◆ SHORT TASK ◆
Retype the whole listing below, character for character.

__________________________________________________

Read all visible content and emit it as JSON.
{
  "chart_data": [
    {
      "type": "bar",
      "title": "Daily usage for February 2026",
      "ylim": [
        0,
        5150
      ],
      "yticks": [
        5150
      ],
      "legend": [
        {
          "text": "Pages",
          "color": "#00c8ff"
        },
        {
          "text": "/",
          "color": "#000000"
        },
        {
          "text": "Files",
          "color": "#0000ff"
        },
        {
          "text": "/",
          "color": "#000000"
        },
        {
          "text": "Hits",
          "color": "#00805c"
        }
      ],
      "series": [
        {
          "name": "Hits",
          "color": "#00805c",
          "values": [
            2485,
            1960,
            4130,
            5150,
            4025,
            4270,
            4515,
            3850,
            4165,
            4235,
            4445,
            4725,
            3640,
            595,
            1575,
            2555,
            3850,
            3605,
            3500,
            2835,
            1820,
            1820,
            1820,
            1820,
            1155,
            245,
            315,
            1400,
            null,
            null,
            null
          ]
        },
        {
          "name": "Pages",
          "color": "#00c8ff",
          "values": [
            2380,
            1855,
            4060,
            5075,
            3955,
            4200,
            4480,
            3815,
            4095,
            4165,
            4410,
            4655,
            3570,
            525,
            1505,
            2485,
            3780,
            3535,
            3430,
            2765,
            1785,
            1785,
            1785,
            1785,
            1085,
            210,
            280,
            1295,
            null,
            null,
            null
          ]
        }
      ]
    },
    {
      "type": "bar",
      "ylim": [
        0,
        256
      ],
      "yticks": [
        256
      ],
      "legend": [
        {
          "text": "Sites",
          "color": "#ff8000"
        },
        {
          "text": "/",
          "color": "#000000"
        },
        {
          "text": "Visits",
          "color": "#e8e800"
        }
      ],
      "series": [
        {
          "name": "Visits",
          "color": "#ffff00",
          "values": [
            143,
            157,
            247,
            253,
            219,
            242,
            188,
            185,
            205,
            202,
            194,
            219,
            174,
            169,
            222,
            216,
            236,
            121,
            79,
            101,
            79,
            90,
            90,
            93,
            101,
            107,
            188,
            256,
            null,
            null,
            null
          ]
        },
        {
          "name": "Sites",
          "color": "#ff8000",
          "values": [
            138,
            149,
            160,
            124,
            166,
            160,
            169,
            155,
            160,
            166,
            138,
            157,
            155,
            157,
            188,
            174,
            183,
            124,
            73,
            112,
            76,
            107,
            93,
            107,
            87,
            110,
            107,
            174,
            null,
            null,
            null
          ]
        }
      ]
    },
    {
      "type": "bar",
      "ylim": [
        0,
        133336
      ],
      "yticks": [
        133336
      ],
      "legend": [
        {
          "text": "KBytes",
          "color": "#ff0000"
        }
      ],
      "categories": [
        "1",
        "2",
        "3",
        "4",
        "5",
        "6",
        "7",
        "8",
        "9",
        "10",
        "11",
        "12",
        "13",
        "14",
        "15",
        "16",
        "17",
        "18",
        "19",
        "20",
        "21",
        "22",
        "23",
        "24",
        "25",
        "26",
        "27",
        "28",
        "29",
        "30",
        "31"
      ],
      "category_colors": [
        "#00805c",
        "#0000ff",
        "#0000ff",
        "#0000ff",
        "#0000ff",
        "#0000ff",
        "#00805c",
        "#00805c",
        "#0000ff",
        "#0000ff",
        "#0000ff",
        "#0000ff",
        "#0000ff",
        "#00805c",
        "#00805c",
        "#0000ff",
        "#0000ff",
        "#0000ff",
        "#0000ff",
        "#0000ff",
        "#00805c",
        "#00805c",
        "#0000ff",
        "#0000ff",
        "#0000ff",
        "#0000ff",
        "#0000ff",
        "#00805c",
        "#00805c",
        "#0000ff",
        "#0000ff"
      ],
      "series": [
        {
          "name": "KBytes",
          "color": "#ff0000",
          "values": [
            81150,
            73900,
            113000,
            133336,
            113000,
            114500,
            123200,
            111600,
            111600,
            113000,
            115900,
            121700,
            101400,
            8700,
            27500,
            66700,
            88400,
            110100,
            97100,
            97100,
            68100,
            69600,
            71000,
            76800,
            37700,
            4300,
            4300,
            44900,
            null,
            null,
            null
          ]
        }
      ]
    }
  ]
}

__________________________________________________

◆ RESPONSE ◆
Read all visible content and emit it as JSON.
{
  "chart_data": [
    {
      "type": "bar",
      "title": "Daily usage for February 2026",
      "ylim": [
        0,
        5150
      ],
      "yticks": [
        5150
      ],
      "legend": [
        {
          "text": "Pages",
          "color": "#00c8ff"
        },
        {
          "text": "/",
          "color": "#000000"
        },
        {
          "text": "Files",
          "color": "#0000ff"
        },
        {
          "text": "/",
          "color": "#000000"
        },
        {
          "text": "Hits",
          "color": "#00805c"
        }
      ],
      "series": [
        {
          "name": "Hits",
          "color": "#00805c",
          "values": [
            2485,
            1960,
            4130,
            5150,
            4025,
            4270,
            4515,
            3850,
            4165,
            4235,
            4445,
            4725,
            3640,
            595,
            1575,
            2555,
            3850,
            3605,
            3500,
            2835,
            1820,
            1820,
            1820,
            1820,
            1155,
            245,
            315,
            1400,
            null,
            null,
            null
          ]
        },
        {
          "name": "Pages",
          "color": "#00c8ff",
          "values": [
            2380,
            1855,
            4060,
            5075,
            3955,
            4200,
            4480,
            3815,
            4095,
            4165,
            4410,
            4655,
            3570,
            525,
            1505,
            2485,
            3780,
            3535,
            3430,
            2765,
            1785,
            1785,
            1785,
            1785,
            1085,
            210,
            280,
            1295,
            null,
            null,
            null
          ]
        }
      ]
    },
    {
      "type": "bar",
      "ylim": [
        0,
        256
      ],
      "yticks": [
        256
      ],
      "legend": [
        {
          "text": "Sites",
          "color": "#ff8000"
        },
        {
          "text": "/",
          "color": "#000000"
        },
        {
          "text": "Visits",
          "color": "#e8e800"
        }
      ],
      "series": [
        {
          "name": "Visits",
          "color": "#ffff00",
          "values": [
            143,
            157,
            247,
            253,
            219,
            242,
            188,
            185,
            205,
            202,
            194,
            219,
            174,
            169,
            222,
            216,
            236,
            121,
            79,
            101,
            79,
            90,
            90,
            93,
            101,
            107,
            188,
            256,
            null,
            null,
            null
          ]
        },
        {
          "name": "Sites",
          "color": "#ff8000",
          "values": [
            138,
            149,
            160,
            124,
            166,
            160,
            169,
            155,
            160,
            166,
            138,
            157,
            155,
            157,
            188,
            174,
            183,
            124,
            73,
            112,
            76,
            107,
            93,
            107,
            87,
            110,
            107,
            174,
            null,
            null,
            null
          ]
        }
      ]
    },
    {
      "type": "bar",
      "ylim": [
        0,
        133336
      ],
      "yticks": [
        133336
      ],
      "legend": [
        {
          "text": "KBytes",
          "color": "#ff0000"
        }
      ],
      "categories": [
        "1",
        "2",
        "3",
        "4",
        "5",
        "6",
        "7",
        "8",
        "9",
        "10",
        "11",
        "12",
        "13",
        "14",
        "15",
        "16",
        "17",
        "18",
        "19",
        "20",
        "21",
        "22",
        "23",
        "24",
        "25",
        "26",
        "27",
        "28",
        "29",
        "30",
        "31"
      ],
      "category_colors": [
        "#00805c",
        "#0000ff",
        "#0000ff",
        "#0000ff",
        "#0000ff",
        "#0000ff",
        "#00805c",
        "#00805c",
        "#0000ff",
        "#0000ff",
        "#0000ff",
        "#0000ff",
        "#0000ff",
        "#00805c",
        "#00805c",
        "#0000ff",
        "#0000ff",
        "#0000ff",
        "#0000ff",
        "#0000ff",
        "#00805c",
        "#00805c",
        "#0000ff",
        "#0000ff",
        "#0000ff",
        "#0000ff",
        "#0000ff",
        "#00805c",
        "#00805c",
        "#0000ff",
        "#0000ff"
      ],
      "series": [
        {
          "name": "KBytes",
          "color": "#ff0000",
          "values": [
            81150,
            73900,
            113000,
            133336,
            113000,
            114500,
            123200,
            111600,
            111600,
            113000,
            115900,
            121700,
            101400,
            8700,
            27500,
            66700,
            88400,
            110100,
            97100,
            97100,
            68100,
            69600,
            71000,
            76800,
            37700,
            4300,
            4300,
            44900,
            null,
            null,
            null
          ]
        }
      ]
    }
  ]
}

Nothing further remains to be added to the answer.